Records excerpted from a collection:
━━━━━━━━

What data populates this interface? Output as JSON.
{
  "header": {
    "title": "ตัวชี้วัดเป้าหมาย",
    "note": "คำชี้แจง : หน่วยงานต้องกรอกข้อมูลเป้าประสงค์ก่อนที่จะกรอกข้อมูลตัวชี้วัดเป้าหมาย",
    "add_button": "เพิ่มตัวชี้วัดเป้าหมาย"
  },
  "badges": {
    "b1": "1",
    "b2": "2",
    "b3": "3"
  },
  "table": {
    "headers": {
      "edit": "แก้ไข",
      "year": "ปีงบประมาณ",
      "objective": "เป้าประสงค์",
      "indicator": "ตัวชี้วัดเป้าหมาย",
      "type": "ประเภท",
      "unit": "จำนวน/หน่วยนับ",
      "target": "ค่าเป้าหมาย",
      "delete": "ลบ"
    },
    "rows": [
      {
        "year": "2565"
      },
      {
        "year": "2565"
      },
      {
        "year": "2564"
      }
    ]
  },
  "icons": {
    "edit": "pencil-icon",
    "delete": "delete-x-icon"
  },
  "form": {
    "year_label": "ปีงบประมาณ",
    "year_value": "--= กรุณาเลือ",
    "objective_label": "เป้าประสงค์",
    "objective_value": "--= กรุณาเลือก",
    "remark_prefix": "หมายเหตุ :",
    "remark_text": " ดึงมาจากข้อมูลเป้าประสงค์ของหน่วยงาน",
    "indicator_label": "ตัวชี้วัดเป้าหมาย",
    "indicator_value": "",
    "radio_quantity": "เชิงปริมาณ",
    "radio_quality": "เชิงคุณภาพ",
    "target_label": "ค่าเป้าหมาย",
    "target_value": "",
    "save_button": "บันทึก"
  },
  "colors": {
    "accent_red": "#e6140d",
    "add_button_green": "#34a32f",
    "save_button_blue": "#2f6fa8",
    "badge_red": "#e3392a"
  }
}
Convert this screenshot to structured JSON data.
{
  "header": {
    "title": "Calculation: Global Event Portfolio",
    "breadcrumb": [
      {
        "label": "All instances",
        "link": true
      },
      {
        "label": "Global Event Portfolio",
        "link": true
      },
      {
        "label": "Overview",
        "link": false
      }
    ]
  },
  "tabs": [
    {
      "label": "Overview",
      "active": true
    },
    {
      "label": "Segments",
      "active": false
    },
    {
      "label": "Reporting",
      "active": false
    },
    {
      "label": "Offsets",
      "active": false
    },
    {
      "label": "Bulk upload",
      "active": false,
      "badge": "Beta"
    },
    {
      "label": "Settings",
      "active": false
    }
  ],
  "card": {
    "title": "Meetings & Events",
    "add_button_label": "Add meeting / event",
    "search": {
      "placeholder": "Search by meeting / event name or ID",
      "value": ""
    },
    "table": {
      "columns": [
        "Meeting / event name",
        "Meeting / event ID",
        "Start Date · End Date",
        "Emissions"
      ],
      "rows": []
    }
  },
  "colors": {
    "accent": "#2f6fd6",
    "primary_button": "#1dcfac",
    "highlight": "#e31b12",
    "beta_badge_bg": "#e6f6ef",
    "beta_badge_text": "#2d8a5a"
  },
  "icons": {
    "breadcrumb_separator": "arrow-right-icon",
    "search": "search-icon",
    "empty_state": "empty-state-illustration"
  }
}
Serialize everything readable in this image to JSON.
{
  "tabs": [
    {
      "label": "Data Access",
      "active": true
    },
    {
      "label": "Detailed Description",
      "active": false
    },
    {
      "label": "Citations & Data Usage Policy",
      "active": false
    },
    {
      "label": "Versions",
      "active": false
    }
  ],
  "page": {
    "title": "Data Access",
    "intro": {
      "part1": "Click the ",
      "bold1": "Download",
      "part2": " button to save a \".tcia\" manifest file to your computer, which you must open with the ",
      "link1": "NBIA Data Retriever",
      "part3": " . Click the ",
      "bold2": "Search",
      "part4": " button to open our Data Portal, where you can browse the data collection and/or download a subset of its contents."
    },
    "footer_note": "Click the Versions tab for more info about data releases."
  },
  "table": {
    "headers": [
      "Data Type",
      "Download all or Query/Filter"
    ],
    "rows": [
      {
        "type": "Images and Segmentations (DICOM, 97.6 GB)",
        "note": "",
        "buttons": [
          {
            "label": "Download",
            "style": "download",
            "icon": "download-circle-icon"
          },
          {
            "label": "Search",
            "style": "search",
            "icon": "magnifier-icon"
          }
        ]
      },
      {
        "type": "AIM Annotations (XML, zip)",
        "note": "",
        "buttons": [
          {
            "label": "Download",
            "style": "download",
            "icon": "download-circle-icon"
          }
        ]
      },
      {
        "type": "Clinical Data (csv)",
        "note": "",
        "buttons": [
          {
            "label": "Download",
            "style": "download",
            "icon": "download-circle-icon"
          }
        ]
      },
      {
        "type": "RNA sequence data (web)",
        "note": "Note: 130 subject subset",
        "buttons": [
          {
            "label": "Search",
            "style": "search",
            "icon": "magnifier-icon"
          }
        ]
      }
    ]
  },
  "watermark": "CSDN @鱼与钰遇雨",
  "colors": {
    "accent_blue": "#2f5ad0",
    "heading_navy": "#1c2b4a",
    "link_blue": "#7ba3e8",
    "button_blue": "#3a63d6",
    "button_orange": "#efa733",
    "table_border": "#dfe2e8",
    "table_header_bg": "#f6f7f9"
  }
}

━━━━━━━━

EXERCISE DETAILS: Which lines contain the word "subset"? Copy each of them.

TASK RESPONSE:
      "part4": " button to open our Data Portal, where you can browse the data collection and/or download a subset of its contents."
        "note": "Note: 130 subject subset",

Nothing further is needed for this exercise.